■ Given task
Select all lines in the records that include "RESEARCH".
________________________________________
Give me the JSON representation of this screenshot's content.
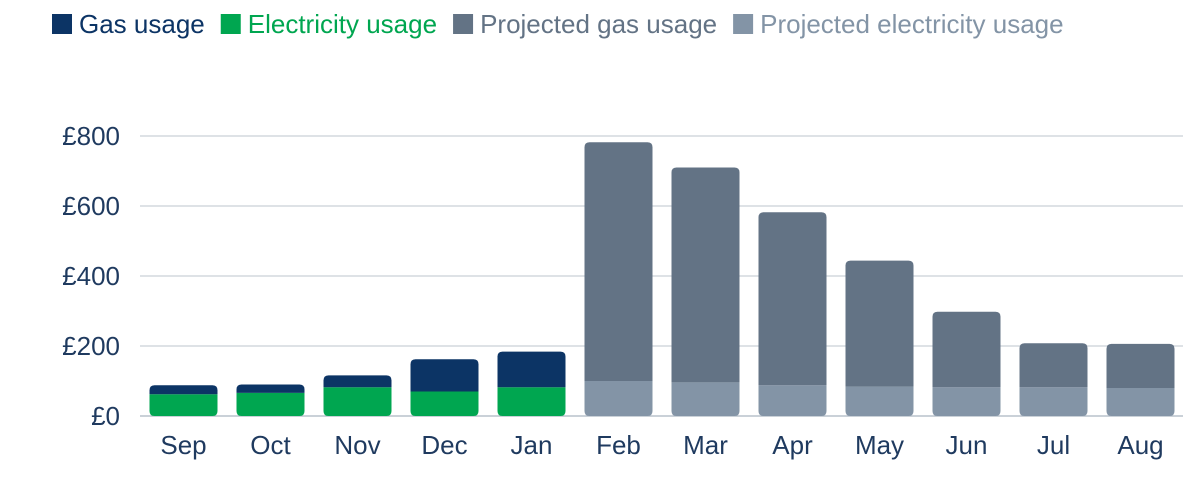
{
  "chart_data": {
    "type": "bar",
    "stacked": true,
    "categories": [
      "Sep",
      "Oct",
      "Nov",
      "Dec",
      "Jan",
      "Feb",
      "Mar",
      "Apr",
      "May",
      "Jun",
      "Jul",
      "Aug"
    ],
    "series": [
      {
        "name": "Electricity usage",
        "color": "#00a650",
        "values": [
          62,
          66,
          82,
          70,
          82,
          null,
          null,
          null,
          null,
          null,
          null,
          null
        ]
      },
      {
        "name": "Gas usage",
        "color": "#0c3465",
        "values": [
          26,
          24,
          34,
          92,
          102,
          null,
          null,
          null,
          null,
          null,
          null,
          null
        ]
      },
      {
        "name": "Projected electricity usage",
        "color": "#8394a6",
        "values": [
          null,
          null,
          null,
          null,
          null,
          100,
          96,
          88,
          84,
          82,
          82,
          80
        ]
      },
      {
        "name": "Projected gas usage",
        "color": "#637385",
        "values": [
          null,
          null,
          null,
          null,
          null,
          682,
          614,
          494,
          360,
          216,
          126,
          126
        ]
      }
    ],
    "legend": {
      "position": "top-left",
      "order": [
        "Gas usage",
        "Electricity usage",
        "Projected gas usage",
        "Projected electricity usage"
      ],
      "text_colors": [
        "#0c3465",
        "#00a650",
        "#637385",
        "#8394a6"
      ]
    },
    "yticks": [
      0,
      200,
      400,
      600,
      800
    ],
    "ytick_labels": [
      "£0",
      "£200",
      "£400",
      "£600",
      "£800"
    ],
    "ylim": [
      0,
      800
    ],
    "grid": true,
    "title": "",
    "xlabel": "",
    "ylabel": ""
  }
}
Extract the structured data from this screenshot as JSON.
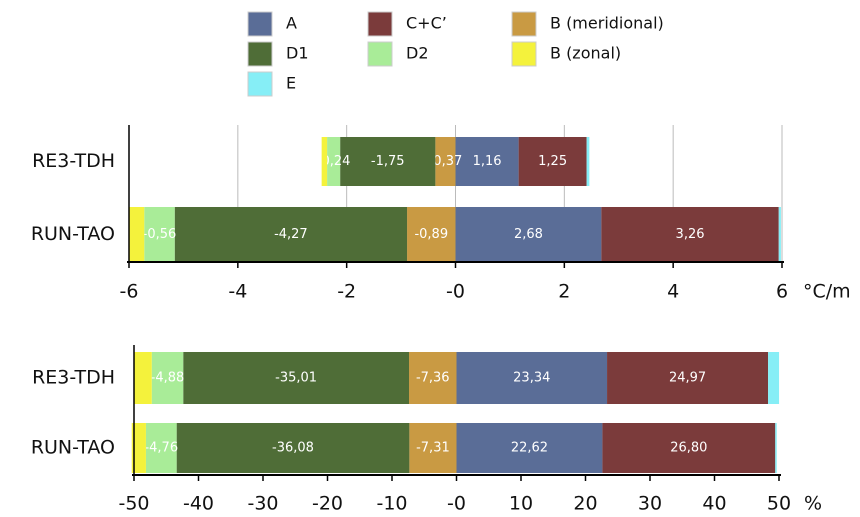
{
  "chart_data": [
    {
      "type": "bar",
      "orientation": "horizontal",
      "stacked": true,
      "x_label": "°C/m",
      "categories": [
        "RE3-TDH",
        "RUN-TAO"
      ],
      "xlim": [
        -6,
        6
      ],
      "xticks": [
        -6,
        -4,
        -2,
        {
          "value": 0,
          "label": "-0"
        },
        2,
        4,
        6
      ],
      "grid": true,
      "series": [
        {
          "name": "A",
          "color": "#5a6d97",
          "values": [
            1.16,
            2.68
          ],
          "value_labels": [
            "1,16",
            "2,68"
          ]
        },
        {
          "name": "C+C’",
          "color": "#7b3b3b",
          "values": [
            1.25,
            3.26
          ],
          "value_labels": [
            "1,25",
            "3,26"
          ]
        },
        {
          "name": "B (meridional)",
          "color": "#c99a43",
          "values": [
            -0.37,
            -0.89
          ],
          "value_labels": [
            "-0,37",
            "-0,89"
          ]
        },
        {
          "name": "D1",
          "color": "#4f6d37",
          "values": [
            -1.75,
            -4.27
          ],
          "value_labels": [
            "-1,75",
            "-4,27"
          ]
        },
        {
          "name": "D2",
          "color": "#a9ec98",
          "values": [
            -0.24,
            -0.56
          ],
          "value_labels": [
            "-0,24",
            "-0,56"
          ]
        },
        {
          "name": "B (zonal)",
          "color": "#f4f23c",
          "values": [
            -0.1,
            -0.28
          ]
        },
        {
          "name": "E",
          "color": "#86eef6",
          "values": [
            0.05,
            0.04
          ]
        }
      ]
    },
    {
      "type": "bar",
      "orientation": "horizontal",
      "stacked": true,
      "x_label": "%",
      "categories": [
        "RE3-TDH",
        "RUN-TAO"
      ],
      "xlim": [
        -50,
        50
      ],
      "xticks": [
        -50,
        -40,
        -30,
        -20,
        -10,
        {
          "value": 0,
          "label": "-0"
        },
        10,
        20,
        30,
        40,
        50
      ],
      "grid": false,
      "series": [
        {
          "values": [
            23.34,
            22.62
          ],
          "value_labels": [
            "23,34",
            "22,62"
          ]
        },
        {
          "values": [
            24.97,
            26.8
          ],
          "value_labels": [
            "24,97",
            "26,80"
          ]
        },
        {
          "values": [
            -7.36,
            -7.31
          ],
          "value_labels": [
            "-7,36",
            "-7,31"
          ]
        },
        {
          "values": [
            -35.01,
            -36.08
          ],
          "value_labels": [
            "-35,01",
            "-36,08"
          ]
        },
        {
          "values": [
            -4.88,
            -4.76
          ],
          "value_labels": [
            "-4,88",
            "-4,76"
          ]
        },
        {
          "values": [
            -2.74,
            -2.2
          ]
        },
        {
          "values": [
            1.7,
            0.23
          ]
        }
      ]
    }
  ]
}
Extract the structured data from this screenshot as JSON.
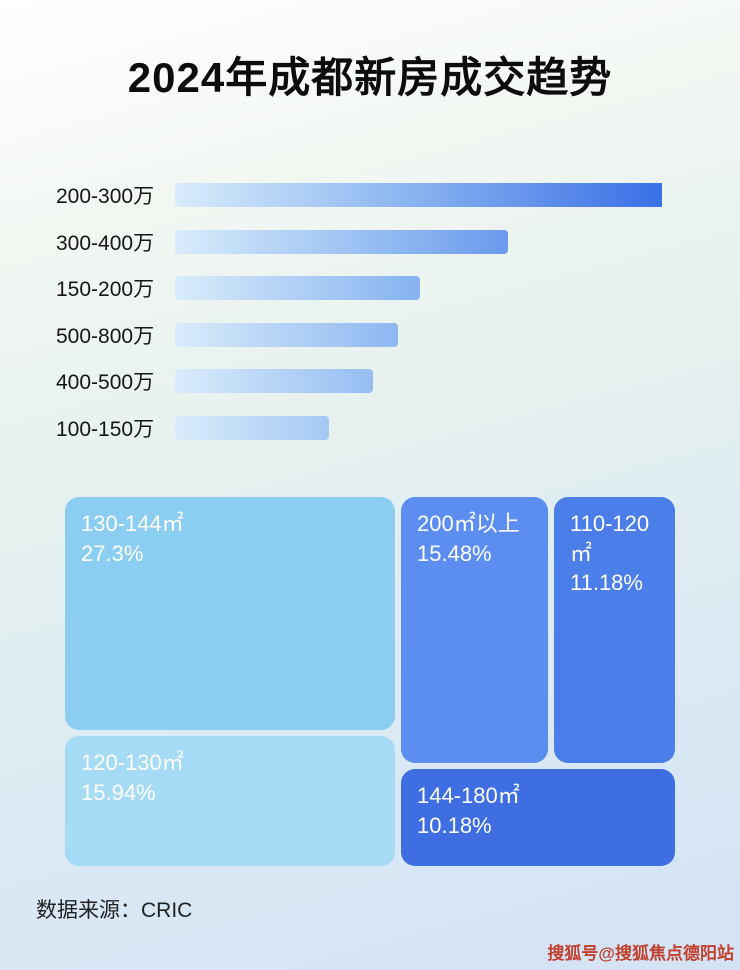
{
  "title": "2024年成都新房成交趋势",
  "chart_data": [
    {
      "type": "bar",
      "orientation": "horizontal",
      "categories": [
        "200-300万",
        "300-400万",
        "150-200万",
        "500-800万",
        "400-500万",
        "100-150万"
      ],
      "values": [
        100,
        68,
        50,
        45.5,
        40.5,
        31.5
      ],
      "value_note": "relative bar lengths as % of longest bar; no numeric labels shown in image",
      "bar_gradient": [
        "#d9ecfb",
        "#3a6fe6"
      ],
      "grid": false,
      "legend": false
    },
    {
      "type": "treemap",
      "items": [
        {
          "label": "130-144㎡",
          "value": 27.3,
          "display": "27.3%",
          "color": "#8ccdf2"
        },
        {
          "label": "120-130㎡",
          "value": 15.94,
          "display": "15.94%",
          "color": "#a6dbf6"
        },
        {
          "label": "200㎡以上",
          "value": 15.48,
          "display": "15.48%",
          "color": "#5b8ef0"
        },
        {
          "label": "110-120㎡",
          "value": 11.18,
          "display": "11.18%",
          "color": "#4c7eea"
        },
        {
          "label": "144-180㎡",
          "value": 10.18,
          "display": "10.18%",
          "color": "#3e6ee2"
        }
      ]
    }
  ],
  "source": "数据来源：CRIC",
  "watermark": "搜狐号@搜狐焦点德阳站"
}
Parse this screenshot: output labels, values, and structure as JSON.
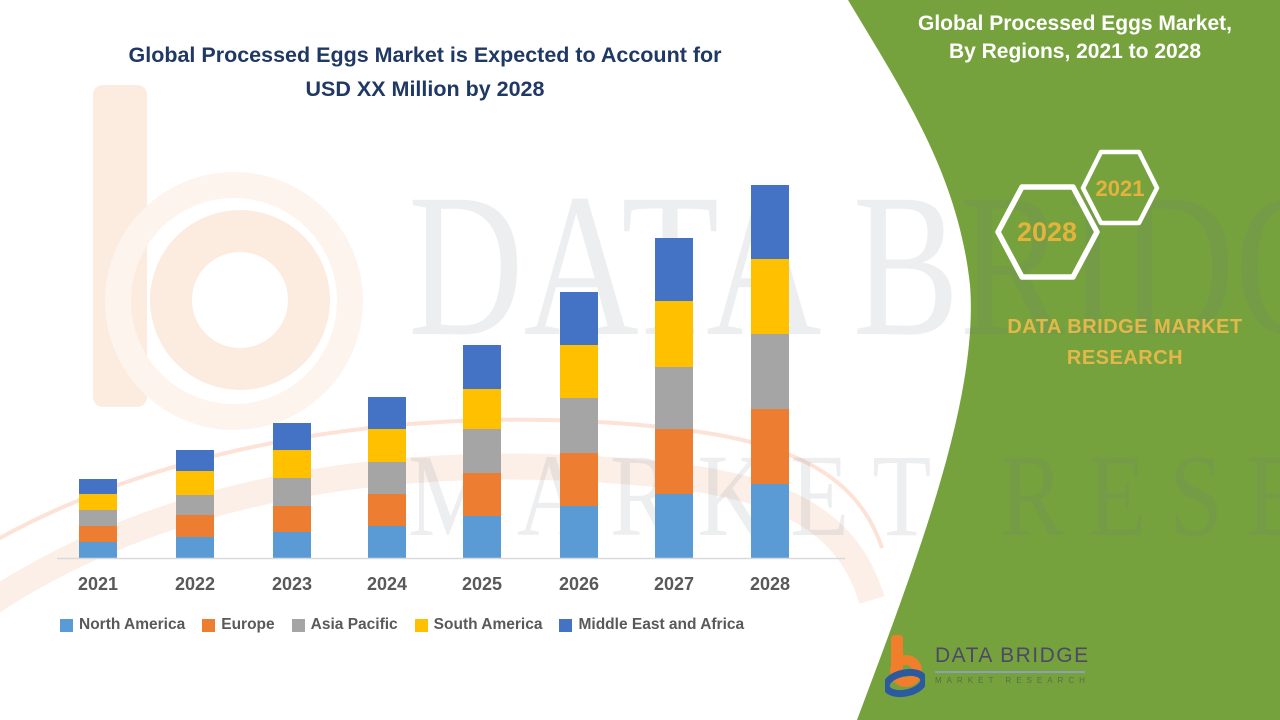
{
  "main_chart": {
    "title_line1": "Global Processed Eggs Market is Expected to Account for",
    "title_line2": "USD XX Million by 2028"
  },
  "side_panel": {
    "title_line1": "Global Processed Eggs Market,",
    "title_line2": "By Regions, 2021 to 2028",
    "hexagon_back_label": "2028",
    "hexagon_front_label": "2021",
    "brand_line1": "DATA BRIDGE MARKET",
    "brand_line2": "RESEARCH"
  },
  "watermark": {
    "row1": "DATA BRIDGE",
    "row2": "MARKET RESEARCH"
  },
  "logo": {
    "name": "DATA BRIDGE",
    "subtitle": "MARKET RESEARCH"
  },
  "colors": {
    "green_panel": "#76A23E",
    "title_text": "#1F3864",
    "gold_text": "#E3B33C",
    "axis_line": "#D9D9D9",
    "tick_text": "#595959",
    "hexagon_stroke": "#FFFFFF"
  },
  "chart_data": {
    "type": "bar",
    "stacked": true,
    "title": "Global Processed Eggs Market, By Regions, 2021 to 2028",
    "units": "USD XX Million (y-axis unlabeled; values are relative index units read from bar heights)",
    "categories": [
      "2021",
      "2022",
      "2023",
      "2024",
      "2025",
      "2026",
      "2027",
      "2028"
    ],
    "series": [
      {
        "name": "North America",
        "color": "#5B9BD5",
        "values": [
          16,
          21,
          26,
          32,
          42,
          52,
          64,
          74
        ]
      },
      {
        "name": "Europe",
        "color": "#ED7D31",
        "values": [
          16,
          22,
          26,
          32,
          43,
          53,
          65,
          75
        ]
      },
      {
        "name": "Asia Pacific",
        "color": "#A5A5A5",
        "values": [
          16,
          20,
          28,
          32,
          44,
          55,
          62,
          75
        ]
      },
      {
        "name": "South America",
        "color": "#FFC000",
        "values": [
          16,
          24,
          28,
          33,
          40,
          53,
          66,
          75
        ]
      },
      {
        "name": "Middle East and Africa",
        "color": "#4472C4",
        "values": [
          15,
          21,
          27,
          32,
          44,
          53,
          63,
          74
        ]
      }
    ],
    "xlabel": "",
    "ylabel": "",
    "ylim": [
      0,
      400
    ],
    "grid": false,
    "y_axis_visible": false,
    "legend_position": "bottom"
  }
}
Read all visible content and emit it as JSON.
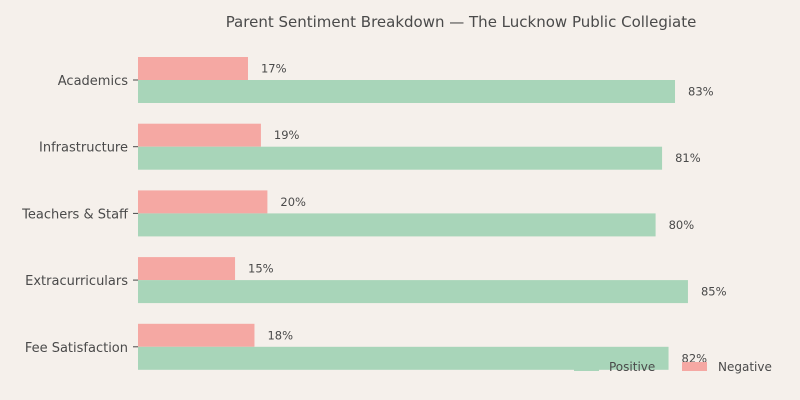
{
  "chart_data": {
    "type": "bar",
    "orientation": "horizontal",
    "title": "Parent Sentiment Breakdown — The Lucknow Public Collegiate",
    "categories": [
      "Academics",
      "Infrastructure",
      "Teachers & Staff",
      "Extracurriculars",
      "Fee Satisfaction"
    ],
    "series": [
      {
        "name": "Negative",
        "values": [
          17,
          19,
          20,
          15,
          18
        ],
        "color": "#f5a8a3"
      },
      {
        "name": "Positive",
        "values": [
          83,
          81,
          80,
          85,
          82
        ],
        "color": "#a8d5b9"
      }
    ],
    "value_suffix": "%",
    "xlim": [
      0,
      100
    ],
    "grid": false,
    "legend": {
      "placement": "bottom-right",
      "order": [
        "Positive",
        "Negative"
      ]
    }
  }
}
________________________________________
■ Solved problem
    "brand_line2": "RESEARCH"
    "row2": "MARKET RESEARCH"
    "subtitle": "MARKET RESEARCH"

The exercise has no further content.